## Start

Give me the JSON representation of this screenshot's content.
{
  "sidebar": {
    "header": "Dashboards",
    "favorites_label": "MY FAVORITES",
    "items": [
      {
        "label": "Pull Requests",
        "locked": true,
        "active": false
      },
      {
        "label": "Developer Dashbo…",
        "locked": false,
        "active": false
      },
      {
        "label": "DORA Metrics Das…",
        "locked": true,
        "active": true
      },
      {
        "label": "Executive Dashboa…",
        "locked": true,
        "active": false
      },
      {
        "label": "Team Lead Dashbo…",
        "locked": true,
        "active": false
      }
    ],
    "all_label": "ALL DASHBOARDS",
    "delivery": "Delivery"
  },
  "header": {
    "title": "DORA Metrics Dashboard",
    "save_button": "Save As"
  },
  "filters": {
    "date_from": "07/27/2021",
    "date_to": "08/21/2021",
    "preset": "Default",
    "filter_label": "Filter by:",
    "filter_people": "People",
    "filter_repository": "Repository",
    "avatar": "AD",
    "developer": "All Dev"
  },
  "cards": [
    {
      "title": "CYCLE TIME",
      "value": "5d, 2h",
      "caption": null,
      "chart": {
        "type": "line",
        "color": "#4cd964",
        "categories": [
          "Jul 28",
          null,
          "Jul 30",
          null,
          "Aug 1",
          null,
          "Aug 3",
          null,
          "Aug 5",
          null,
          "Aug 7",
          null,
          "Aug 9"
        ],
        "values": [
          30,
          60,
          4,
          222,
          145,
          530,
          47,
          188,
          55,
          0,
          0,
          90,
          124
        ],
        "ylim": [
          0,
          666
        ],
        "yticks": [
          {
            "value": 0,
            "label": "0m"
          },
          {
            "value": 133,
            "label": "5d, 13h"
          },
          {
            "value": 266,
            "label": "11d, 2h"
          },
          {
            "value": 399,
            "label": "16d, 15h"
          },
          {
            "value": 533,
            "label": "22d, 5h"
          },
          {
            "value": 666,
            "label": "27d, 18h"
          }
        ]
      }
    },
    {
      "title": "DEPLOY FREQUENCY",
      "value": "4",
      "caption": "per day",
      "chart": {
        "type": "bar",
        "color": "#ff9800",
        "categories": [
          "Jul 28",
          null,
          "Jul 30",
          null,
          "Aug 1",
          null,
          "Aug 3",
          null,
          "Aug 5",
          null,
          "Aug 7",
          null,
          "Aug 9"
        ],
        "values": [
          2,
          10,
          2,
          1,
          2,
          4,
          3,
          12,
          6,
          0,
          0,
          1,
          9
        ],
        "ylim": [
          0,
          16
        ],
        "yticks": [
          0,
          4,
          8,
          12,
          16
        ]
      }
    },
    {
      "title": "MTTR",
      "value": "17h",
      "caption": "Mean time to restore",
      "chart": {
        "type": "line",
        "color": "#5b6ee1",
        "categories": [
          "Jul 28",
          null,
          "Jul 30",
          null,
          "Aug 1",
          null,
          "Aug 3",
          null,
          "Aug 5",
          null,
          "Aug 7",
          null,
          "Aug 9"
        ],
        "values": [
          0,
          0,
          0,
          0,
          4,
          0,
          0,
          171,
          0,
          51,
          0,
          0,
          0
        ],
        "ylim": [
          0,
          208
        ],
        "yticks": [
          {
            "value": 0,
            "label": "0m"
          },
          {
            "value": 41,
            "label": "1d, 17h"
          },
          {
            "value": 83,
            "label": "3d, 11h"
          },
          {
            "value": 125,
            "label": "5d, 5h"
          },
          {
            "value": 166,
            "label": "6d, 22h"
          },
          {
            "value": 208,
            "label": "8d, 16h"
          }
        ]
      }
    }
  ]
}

## End

All of the data above should be transcribed exactly.

Give me the JSON representation of this screenshot's content.
{
  "sidebar": {
    "header": "Dashboards",
    "favorites_label": "MY FAVORITES",
    "items": [
      {
        "label": "Pull Requests",
        "locked": true,
        "active": false
      },
      {
        "label": "Developer Dashbo…",
        "locked": false,
        "active": false
      },
      {
        "label": "DORA Metrics Das…",
        "locked": true,
        "active": true
      },
      {
        "label": "Executive Dashboa…",
        "locked": true,
        "active": false
      },
      {
        "label": "Team Lead Dashbo…",
        "locked": true,
        "active": false
      }
    ],
    "all_label": "ALL DASHBOARDS",
    "delivery": "Delivery"
  },
  "header": {
    "title": "DORA Metrics Dashboard",
    "save_button": "Save As"
  },
  "filters": {
    "date_from": "07/27/2021",
    "date_to": "08/21/2021",
    "preset": "Default",
    "filter_label": "Filter by:",
    "filter_people": "People",
    "filter_repository": "Repository",
    "avatar": "AD",
    "developer": "All Dev"
  },
  "cards": [
    {
      "title": "CYCLE TIME",
      "value": "5d, 2h",
      "caption": null,
      "chart": {
        "type": "line",
        "color": "#4cd964",
        "categories": [
          "Jul 28",
          null,
          "Jul 30",
          null,
          "Aug 1",
          null,
          "Aug 3",
          null,
          "Aug 5",
          null,
          "Aug 7",
          null,
          "Aug 9"
        ],
        "values": [
          30,
          60,
          4,
          222,
          145,
          530,
          47,
          188,
          55,
          0,
          0,
          90,
          124
        ],
        "ylim": [
          0,
          666
        ],
        "yticks": [
          {
            "value": 0,
            "label": "0m"
          },
          {
            "value": 133,
            "label": "5d, 13h"
          },
          {
            "value": 266,
            "label": "11d, 2h"
          },
          {
            "value": 399,
            "label": "16d, 15h"
          },
          {
            "value": 533,
            "label": "22d, 5h"
          },
          {
            "value": 666,
            "label": "27d, 18h"
          }
        ]
      }
    },
    {
      "title": "DEPLOY FREQUENCY",
      "value": "4",
      "caption": "per day",
      "chart": {
        "type": "bar",
        "color": "#ff9800",
        "categories": [
          "Jul 28",
          null,
          "Jul 30",
          null,
          "Aug 1",
          null,
          "Aug 3",
          null,
          "Aug 5",
          null,
          "Aug 7",
          null,
          "Aug 9"
        ],
        "values": [
          2,
          10,
          2,
          1,
          2,
          4,
          3,
          12,
          6,
          0,
          0,
          1,
          9
        ],
        "ylim": [
          0,
          16
        ],
        "yticks": [
          0,
          4,
          8,
          12,
          16
        ]
      }
    },
    {
      "title": "MTTR",
      "value": "17h",
      "caption": "Mean time to restore",
      "chart": {
        "type": "line",
        "color": "#5b6ee1",
        "categories": [
          "Jul 28",
          null,
          "Jul 30",
          null,
          "Aug 1",
          null,
          "Aug 3",
          null,
          "Aug 5",
          null,
          "Aug 7",
          null,
          "Aug 9"
        ],
        "values": [
          0,
          0,
          0,
          0,
          4,
          0,
          0,
          171,
          0,
          51,
          0,
          0,
          0
        ],
        "ylim": [
          0,
          208
        ],
        "yticks": [
          {
            "value": 0,
            "label": "0m"
          },
          {
            "value": 41,
            "label": "1d, 17h"
          },
          {
            "value": 83,
            "label": "3d, 11h"
          },
          {
            "value": 125,
            "label": "5d, 5h"
          },
          {
            "value": 166,
            "label": "6d, 22h"
          },
          {
            "value": 208,
            "label": "8d, 16h"
          }
        ]
      }
    }
  ]
}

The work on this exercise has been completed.